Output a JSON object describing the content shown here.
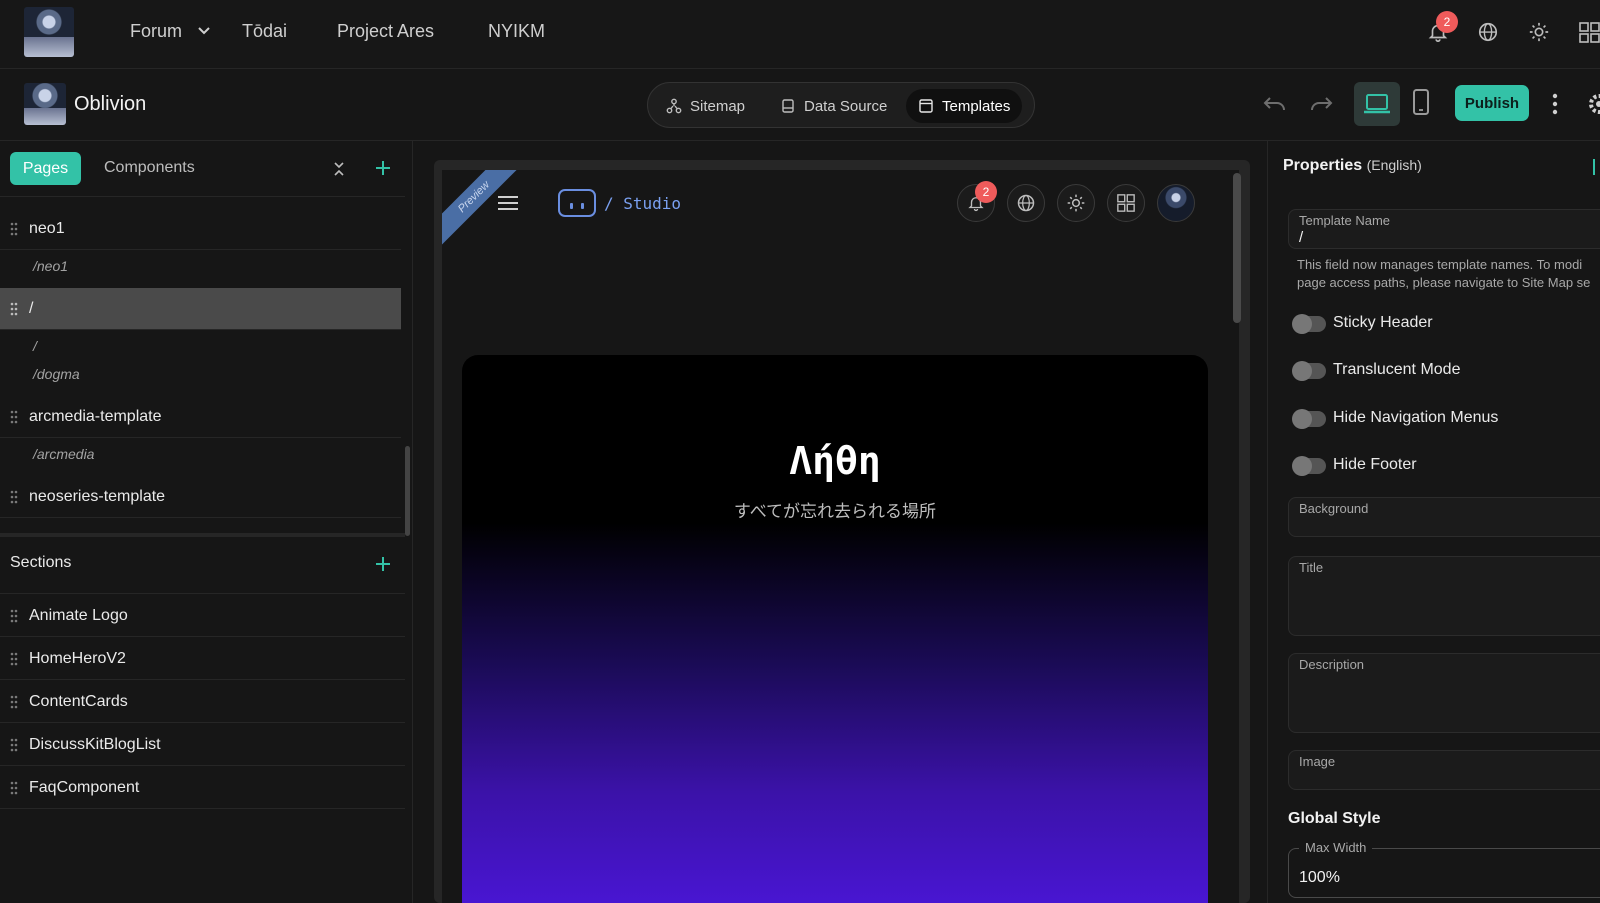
{
  "topnav": {
    "links": [
      "Forum",
      "Tōdai",
      "Project Ares",
      "NYIKM"
    ],
    "notification_count": "2"
  },
  "toolbar": {
    "site_name": "Oblivion",
    "tabs": [
      {
        "label": "Sitemap",
        "icon": "sitemap-icon"
      },
      {
        "label": "Data Source",
        "icon": "database-icon"
      },
      {
        "label": "Templates",
        "icon": "templates-icon",
        "active": true
      }
    ],
    "publish_label": "Publish"
  },
  "left": {
    "tabs": {
      "pages": "Pages",
      "components": "Components"
    },
    "pages": [
      {
        "name": "neo1",
        "paths": [
          "/neo1"
        ]
      },
      {
        "name": "/",
        "paths": [
          "/",
          "/dogma"
        ],
        "selected": true
      },
      {
        "name": "arcmedia-template",
        "paths": [
          "/arcmedia"
        ]
      },
      {
        "name": "neoseries-template",
        "paths": []
      }
    ],
    "sections_title": "Sections",
    "sections": [
      "Animate Logo",
      "HomeHeroV2",
      "ContentCards",
      "DiscussKitBlogList",
      "FaqComponent"
    ]
  },
  "preview": {
    "ribbon": "Preview",
    "brand": "/ Studio",
    "notification_count": "2",
    "hero_title": "Λήθη",
    "hero_subtitle": "すべてが忘れ去られる場所"
  },
  "properties": {
    "title": "Properties",
    "lang": "(English)",
    "template_name_label": "Template Name",
    "template_name_value": "/",
    "help_line1": "This field now manages template names. To modi",
    "help_line2": "page access paths, please navigate to Site Map se",
    "toggles": [
      "Sticky Header",
      "Translucent Mode",
      "Hide Navigation Menus",
      "Hide Footer"
    ],
    "background_label": "Background",
    "title_label": "Title",
    "description_label": "Description",
    "image_label": "Image",
    "global_style": "Global Style",
    "max_width_label": "Max Width",
    "max_width_value": "100%"
  },
  "colors": {
    "accent": "#33c2a7",
    "badge": "#ef5b5b",
    "hero_purple": "#4a16d6"
  }
}
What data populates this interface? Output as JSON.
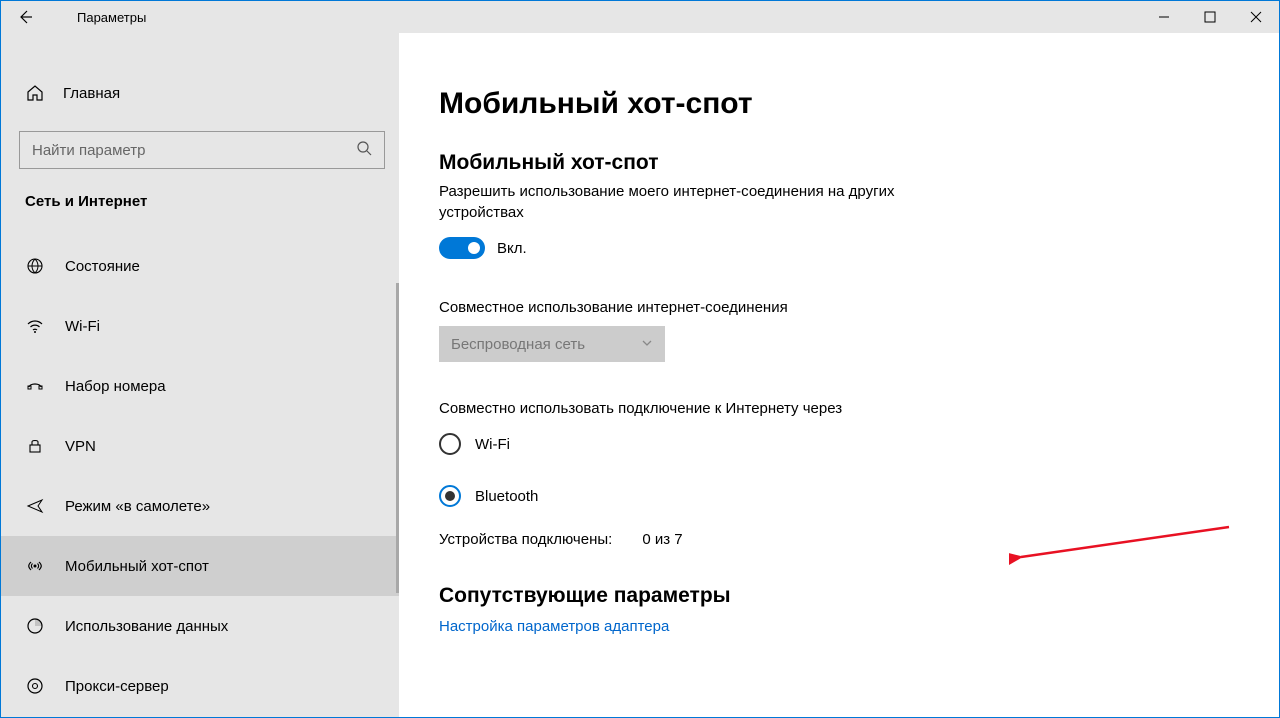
{
  "title": "Параметры",
  "sidebar": {
    "home": "Главная",
    "search_placeholder": "Найти параметр",
    "category": "Сеть и Интернет",
    "items": [
      {
        "label": "Состояние"
      },
      {
        "label": "Wi-Fi"
      },
      {
        "label": "Набор номера"
      },
      {
        "label": "VPN"
      },
      {
        "label": "Режим «в самолете»"
      },
      {
        "label": "Мобильный хот-спот"
      },
      {
        "label": "Использование данных"
      },
      {
        "label": "Прокси-сервер"
      }
    ]
  },
  "main": {
    "heading": "Мобильный хот-спот",
    "hotspot_title": "Мобильный хот-спот",
    "hotspot_desc": "Разрешить использование моего интернет-соединения на других устройствах",
    "toggle_label": "Вкл.",
    "share_from_label": "Совместное использование интернет-соединения",
    "share_from_value": "Беспроводная сеть",
    "share_over_label": "Совместно использовать подключение к Интернету через",
    "radio_wifi": "Wi-Fi",
    "radio_bt": "Bluetooth",
    "devices_label": "Устройства подключены:",
    "devices_value": "0 из 7",
    "related_heading": "Сопутствующие параметры",
    "related_link": "Настройка параметров адаптера"
  }
}
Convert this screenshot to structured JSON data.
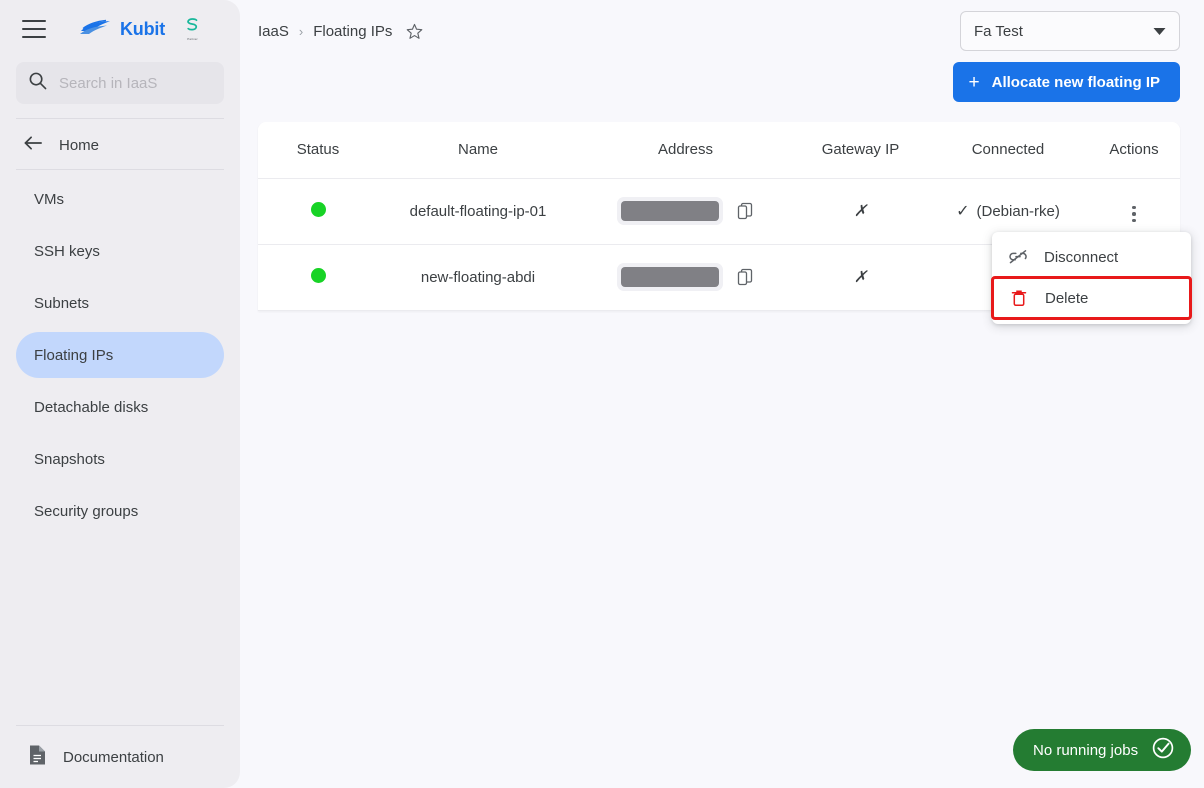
******************************
[Short task]
Without the pictures, write out every entry precisely as it appears.

[Answer]
Output a JSON object describing the content shown here.
{
  "topnav": {
    "links": [
      "Forum",
      "Tōdai",
      "Project Ares",
      "NYIKM"
    ],
    "notification_count": "2"
  },
  "toolbar": {
    "site_name": "Oblivion",
    "tabs": [
      {
        "label": "Sitemap",
        "icon": "sitemap-icon"
      },
      {
        "label": "Data Source",
        "icon": "database-icon"
      },
      {
        "label": "Templates",
        "icon": "templates-icon",
        "active": true
      }
    ],
    "publish_label": "Publish"
  },
  "left": {
    "tabs": {
      "pages": "Pages",
      "components": "Components"
    },
    "pages": [
      {
        "name": "neo1",
        "paths": [
          "/neo1"
        ]
      },
      {
        "name": "/",
        "paths": [
          "/",
          "/dogma"
        ],
        "selected": true
      },
      {
        "name": "arcmedia-template",
        "paths": [
          "/arcmedia"
        ]
      },
      {
        "name": "neoseries-template",
        "paths": []
      }
    ],
    "sections_title": "Sections",
    "sections": [
      "Animate Logo",
      "HomeHeroV2",
      "ContentCards",
      "DiscussKitBlogList",
      "FaqComponent"
    ]
  },
  "preview": {
    "ribbon": "Preview",
    "brand": "/ Studio",
    "notification_count": "2",
    "hero_title": "Λήθη",
    "hero_subtitle": "すべてが忘れ去られる場所"
  },
  "properties": {
    "title": "Properties",
    "lang": "(English)",
    "template_name_label": "Template Name",
    "template_name_value": "/",
    "help_line1": "This field now manages template names. To modi",
    "help_line2": "page access paths, please navigate to Site Map se",
    "toggles": [
      "Sticky Header",
      "Translucent Mode",
      "Hide Navigation Menus",
      "Hide Footer"
    ],
    "background_label": "Background",
    "title_label": "Title",
    "description_label": "Description",
    "image_label": "Image",
    "global_style": "Global Style",
    "max_width_label": "Max Width",
    "max_width_value": "100%"
  },
  "colors": {
    "accent": "#33c2a7",
    "badge": "#ef5b5b",
    "hero_purple": "#4a16d6"
  }
}
What data populates this interface? Output as JSON.
{
  "title": "Параметры",
  "sidebar": {
    "home": "Главная",
    "search_placeholder": "Найти параметр",
    "category": "Сеть и Интернет",
    "items": [
      {
        "label": "Состояние"
      },
      {
        "label": "Wi-Fi"
      },
      {
        "label": "Набор номера"
      },
      {
        "label": "VPN"
      },
      {
        "label": "Режим «в самолете»"
      },
      {
        "label": "Мобильный хот-спот"
      },
      {
        "label": "Использование данных"
      },
      {
        "label": "Прокси-сервер"
      }
    ]
  },
  "main": {
    "heading": "Мобильный хот-спот",
    "hotspot_title": "Мобильный хот-спот",
    "hotspot_desc": "Разрешить использование моего интернет-соединения на других устройствах",
    "toggle_label": "Вкл.",
    "share_from_label": "Совместное использование интернет-соединения",
    "share_from_value": "Беспроводная сеть",
    "share_over_label": "Совместно использовать подключение к Интернету через",
    "radio_wifi": "Wi-Fi",
    "radio_bt": "Bluetooth",
    "devices_label": "Устройства подключены:",
    "devices_value": "0 из 7",
    "related_heading": "Сопутствующие параметры",
    "related_link": "Настройка параметров адаптера"
  }
}
Convert this screenshot to structured JSON data.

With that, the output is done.